** Work required **
Look through the lines below and extract any with the word "destination".

** Given information **
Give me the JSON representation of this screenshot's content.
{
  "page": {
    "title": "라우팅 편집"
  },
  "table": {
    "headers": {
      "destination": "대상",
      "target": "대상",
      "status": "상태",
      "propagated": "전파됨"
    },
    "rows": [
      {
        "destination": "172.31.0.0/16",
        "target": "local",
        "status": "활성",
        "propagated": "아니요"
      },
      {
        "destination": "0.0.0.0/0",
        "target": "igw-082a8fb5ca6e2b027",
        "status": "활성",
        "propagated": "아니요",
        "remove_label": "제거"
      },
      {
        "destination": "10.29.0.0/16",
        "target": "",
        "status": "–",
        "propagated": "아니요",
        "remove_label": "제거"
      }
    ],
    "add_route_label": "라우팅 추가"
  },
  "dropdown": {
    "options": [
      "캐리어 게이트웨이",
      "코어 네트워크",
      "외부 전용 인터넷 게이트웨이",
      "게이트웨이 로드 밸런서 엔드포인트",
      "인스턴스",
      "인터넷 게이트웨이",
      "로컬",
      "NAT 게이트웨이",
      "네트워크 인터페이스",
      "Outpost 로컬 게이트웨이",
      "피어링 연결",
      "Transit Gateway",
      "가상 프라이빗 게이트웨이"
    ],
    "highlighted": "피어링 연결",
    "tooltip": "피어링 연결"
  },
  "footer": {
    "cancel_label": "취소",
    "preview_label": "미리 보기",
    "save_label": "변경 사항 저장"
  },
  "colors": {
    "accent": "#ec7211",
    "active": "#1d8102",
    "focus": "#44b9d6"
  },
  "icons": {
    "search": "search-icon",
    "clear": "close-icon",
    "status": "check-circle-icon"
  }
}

** Solution for this exercise **
      "destination": "대상",
        "destination": "172.31.0.0/16",
        "destination": "0.0.0.0/0",
        "destination": "10.29.0.0/16",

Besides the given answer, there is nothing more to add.